The task:
Set down all of the entries word for word, omitting the images they contain.

>>>

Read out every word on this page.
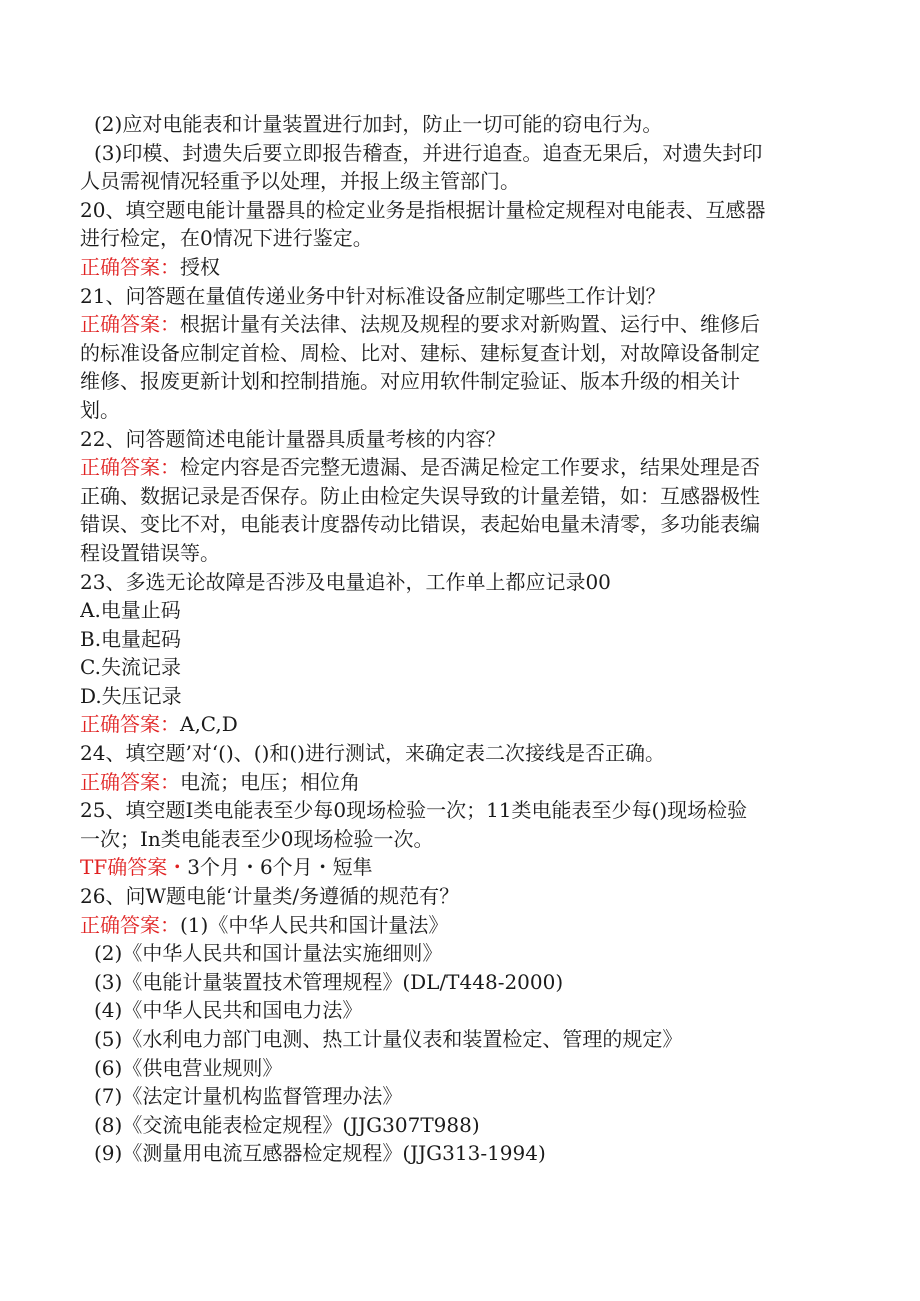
(2)应对电能表和计量装置进行加封，防止一切可能的窃电行为。
(3)印模、封遗失后要立即报告稽查，并进行追查。追查无果后，对遗失封印
人员需视情况轻重予以处理，并报上级主管部门。
20、填空题电能计量器具的检定业务是指根据计量检定规程对电能表、互感器
进行检定，在0情况下进行鉴定。
正确答案：授权
21、问答题在量值传递业务中针对标准设备应制定哪些工作计划？
正确答案：根据计量有关法律、法规及规程的要求对新购置、运行中、维修后
的标准设备应制定首检、周检、比对、建标、建标复查计划，对故障设备制定
维修、报废更新计划和控制措施。对应用软件制定验证、版本升级的相关计
划。
22、问答题简述电能计量器具质量考核的内容？
正确答案：检定内容是否完整无遗漏、是否满足检定工作要求，结果处理是否
正确、数据记录是否保存。防止由检定失误导致的计量差错，如：互感器极性
错误、变比不对，电能表计度器传动比错误，表起始电量未清零，多功能表编
程设置错误等。
23、多选无论故障是否涉及电量追补，工作单上都应记录00
A.电量止码
B.电量起码
C.失流记录
D.失压记录
正确答案：A,C,D
24、填空题’对‘()、()和()进行测试，来确定表二次接线是否正确。
正确答案：电流；电压；相位角
25、填空题I类电能表至少每0现场检验一次；11类电能表至少每()现场检验
一次；In类电能表至少0现场检验一次。
TF确答案・3个月・6个月・短隼
26、问W题电能‘计量类/务遵循的规范有？
正确答案：(1)《中华人民共和国计量法》
(2)《中华人民共和国计量法实施细则》
(3)《电能计量装置技术管理规程》(DL/T448-2000)
(4)《中华人民共和国电力法》
(5)《水利电力部门电测、热工计量仪表和装置检定、管理的规定》
(6)《供电营业规则》
(7)《法定计量机构监督管理办法》
(8)《交流电能表检定规程》(JJG307T988)
(9)《测量用电流互感器检定规程》(JJG313-1994)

<<<

Final result:
Read out every word on this page.
(2)应对电能表和计量装置进行加封，防止一切可能的窃电行为。
(3)印模、封遗失后要立即报告稽查，并进行追查。追查无果后，对遗失封印
人员需视情况轻重予以处理，并报上级主管部门。
20、填空题电能计量器具的检定业务是指根据计量检定规程对电能表、互感器
进行检定，在0情况下进行鉴定。
正确答案：授权
21、问答题在量值传递业务中针对标准设备应制定哪些工作计划？
正确答案：根据计量有关法律、法规及规程的要求对新购置、运行中、维修后
的标准设备应制定首检、周检、比对、建标、建标复查计划，对故障设备制定
维修、报废更新计划和控制措施。对应用软件制定验证、版本升级的相关计
划。
22、问答题简述电能计量器具质量考核的内容？
正确答案：检定内容是否完整无遗漏、是否满足检定工作要求，结果处理是否
正确、数据记录是否保存。防止由检定失误导致的计量差错，如：互感器极性
错误、变比不对，电能表计度器传动比错误，表起始电量未清零，多功能表编
程设置错误等。
23、多选无论故障是否涉及电量追补，工作单上都应记录00
A.电量止码
B.电量起码
C.失流记录
D.失压记录
正确答案：A,C,D
24、填空题’对‘()、()和()进行测试，来确定表二次接线是否正确。
正确答案：电流；电压；相位角
25、填空题I类电能表至少每0现场检验一次；11类电能表至少每()现场检验
一次；In类电能表至少0现场检验一次。
TF确答案・3个月・6个月・短隼
26、问W题电能‘计量类/务遵循的规范有？
正确答案：(1)《中华人民共和国计量法》
(2)《中华人民共和国计量法实施细则》
(3)《电能计量装置技术管理规程》(DL/T448-2000)
(4)《中华人民共和国电力法》
(5)《水利电力部门电测、热工计量仪表和装置检定、管理的规定》
(6)《供电营业规则》
(7)《法定计量机构监督管理办法》
(8)《交流电能表检定规程》(JJG307T988)
(9)《测量用电流互感器检定规程》(JJG313-1994)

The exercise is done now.